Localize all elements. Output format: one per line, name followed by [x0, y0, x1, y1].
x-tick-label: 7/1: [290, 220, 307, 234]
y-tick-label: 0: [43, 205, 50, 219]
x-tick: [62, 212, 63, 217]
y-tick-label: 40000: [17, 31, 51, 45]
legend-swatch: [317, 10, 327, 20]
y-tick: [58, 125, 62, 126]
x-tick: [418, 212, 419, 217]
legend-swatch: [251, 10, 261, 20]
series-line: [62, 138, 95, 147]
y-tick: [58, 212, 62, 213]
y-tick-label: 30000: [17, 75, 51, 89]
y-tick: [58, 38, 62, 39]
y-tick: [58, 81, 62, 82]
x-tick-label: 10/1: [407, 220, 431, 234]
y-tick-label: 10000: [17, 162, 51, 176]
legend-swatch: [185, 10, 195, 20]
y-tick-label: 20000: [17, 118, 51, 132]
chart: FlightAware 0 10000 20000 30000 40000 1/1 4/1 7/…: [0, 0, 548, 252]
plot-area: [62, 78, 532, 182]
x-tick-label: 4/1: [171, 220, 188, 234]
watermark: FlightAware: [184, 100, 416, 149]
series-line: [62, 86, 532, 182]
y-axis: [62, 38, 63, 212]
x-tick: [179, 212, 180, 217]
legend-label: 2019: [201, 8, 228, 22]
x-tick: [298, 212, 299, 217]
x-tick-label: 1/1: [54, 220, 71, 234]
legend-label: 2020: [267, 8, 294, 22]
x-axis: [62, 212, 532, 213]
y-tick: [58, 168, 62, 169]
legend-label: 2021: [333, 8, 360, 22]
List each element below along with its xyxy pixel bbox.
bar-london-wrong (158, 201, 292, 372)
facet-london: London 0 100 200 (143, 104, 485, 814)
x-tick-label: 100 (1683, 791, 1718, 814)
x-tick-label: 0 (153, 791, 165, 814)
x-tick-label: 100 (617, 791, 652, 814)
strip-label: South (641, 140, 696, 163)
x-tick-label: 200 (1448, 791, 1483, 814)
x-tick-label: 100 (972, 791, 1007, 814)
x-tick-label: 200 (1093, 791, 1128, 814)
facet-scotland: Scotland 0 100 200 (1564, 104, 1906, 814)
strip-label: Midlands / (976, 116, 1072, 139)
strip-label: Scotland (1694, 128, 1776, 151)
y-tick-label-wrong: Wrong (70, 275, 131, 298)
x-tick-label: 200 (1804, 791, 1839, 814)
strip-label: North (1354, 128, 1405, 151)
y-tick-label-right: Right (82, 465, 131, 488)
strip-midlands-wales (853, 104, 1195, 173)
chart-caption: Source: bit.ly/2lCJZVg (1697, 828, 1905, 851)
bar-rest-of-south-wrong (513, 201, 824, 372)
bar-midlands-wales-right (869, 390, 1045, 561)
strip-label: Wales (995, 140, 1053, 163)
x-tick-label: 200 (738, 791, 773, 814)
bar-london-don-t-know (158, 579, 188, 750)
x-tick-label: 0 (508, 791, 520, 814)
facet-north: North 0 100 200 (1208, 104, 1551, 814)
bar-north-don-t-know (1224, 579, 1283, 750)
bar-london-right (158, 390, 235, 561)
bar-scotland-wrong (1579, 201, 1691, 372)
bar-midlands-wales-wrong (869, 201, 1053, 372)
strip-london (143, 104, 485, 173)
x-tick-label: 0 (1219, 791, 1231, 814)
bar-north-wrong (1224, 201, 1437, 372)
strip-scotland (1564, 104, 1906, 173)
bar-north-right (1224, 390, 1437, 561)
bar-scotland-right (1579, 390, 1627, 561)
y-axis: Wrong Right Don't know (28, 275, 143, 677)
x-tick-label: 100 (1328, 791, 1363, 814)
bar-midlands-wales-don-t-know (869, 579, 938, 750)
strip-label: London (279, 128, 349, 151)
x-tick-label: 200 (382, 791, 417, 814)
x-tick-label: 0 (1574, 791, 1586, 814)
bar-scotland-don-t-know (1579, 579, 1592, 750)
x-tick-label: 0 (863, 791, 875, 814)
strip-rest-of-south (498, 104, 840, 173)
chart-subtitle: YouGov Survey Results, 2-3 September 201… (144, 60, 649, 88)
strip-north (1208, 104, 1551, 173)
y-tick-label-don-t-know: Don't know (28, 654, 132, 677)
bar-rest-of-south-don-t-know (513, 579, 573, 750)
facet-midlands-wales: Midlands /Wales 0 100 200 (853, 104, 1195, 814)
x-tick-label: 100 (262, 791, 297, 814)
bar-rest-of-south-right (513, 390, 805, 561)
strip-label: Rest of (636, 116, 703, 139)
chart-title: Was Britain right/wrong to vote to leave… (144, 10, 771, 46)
==
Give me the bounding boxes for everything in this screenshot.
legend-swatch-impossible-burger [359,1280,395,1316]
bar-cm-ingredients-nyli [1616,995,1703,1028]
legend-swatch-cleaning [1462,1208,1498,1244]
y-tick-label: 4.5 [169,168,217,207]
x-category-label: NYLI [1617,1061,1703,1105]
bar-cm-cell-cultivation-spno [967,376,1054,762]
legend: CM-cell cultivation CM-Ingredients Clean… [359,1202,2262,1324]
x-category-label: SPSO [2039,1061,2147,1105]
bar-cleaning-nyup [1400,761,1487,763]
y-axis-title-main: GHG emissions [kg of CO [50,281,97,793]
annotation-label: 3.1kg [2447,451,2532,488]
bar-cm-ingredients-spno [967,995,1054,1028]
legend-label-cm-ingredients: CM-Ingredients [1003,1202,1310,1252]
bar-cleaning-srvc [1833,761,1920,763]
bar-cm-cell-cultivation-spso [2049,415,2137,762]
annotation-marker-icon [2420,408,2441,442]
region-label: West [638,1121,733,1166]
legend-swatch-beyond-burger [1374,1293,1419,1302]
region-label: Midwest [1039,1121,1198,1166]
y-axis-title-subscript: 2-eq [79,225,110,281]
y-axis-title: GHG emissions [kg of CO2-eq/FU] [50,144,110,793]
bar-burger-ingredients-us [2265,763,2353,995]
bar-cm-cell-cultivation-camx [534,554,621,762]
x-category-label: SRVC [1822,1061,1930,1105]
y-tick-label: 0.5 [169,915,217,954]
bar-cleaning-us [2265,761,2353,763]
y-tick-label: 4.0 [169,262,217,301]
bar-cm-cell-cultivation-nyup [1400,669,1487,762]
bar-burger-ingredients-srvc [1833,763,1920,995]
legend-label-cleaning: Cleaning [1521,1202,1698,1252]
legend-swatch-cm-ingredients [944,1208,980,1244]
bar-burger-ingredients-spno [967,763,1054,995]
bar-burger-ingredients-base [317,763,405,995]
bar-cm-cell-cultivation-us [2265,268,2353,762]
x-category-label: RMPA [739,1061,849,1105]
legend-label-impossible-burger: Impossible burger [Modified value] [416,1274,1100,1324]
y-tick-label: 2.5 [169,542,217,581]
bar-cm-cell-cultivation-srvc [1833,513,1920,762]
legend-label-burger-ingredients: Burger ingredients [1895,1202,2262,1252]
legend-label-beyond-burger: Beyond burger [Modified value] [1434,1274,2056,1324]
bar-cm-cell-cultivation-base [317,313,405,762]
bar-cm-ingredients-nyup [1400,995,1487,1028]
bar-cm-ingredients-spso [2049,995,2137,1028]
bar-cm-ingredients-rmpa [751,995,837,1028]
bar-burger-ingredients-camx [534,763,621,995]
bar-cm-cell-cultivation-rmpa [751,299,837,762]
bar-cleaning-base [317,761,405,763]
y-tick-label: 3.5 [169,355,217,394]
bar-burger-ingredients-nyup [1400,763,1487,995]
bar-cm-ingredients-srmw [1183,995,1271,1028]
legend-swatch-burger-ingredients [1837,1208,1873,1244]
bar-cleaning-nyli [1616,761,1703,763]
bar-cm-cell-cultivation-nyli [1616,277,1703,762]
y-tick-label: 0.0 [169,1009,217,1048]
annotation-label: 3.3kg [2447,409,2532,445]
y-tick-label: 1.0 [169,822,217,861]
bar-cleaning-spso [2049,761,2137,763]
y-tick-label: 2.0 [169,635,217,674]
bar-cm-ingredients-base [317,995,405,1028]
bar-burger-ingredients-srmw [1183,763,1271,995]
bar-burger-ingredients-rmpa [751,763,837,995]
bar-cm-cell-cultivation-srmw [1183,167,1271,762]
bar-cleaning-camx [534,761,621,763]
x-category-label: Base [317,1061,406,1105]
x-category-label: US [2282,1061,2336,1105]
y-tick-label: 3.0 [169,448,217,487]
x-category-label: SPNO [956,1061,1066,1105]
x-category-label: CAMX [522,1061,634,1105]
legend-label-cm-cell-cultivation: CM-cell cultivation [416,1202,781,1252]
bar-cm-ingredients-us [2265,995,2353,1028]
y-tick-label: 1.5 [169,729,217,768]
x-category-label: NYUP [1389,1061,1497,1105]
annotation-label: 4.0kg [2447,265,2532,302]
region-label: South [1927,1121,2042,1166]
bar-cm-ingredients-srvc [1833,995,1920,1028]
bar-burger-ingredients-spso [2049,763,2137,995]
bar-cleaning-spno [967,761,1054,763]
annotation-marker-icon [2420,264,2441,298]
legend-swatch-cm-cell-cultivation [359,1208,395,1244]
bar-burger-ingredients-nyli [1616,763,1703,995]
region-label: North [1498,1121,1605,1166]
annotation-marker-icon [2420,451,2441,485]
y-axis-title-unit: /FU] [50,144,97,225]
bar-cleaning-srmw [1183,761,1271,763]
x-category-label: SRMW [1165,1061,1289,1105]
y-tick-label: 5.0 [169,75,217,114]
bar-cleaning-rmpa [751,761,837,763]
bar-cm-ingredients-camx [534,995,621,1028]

TASK REQUIREMENTS :: List each line of the records that contains the string "Modified".

OUTPUT FOR THIS EXERCISE ::
legend-label-impossible-burger: Impossible burger [Modified value] [416,1274,1100,1324]
legend-label-beyond-burger: Beyond burger [Modified value] [1434,1274,2056,1324]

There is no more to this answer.